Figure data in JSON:

>>>

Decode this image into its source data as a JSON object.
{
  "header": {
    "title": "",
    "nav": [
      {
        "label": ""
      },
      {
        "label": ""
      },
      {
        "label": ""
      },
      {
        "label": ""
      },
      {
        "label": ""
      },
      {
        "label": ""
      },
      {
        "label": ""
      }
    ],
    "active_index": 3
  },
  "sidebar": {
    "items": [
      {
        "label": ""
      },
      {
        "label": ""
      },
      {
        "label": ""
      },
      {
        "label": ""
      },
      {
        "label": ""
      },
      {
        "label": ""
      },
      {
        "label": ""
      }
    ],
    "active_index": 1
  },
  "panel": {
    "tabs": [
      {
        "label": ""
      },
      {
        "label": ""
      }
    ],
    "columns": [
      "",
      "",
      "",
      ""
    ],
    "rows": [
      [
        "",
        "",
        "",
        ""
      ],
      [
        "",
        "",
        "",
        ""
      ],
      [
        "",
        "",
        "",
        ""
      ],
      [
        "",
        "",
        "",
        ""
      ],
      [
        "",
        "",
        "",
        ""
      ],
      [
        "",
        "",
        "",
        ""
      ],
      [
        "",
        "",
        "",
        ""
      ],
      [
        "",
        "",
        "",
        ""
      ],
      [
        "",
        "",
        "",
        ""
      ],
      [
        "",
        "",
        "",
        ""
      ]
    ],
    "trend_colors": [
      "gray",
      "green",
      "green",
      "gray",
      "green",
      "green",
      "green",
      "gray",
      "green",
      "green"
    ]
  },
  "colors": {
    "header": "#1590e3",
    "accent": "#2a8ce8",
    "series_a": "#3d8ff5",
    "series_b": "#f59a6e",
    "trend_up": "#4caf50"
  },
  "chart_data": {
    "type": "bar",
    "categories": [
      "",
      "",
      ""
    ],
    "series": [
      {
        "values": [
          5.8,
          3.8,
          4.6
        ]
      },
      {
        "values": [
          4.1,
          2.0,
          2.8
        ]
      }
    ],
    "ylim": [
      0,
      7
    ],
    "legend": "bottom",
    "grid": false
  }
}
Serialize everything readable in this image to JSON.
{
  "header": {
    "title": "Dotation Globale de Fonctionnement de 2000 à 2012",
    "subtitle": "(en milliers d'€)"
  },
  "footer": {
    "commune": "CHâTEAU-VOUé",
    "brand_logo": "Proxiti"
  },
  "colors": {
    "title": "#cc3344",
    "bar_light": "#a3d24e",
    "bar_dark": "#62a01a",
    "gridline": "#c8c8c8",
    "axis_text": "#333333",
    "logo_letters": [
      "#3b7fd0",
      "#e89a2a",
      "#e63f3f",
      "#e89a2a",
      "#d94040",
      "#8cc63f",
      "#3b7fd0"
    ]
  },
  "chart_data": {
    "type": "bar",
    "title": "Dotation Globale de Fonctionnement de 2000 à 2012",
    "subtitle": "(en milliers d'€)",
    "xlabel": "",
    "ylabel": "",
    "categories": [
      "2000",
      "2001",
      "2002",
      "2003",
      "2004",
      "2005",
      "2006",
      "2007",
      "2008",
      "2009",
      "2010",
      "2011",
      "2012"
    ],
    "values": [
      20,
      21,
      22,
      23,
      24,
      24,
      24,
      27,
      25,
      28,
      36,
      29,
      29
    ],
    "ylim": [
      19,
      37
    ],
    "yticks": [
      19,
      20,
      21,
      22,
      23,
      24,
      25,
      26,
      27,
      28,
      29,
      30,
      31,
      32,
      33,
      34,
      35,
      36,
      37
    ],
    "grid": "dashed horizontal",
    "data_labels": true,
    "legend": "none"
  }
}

<<<

Where a line of the data holds "this", show that line.

Decode this image into its source data as a JSON object.
Serialize everything readable in this image to JSON.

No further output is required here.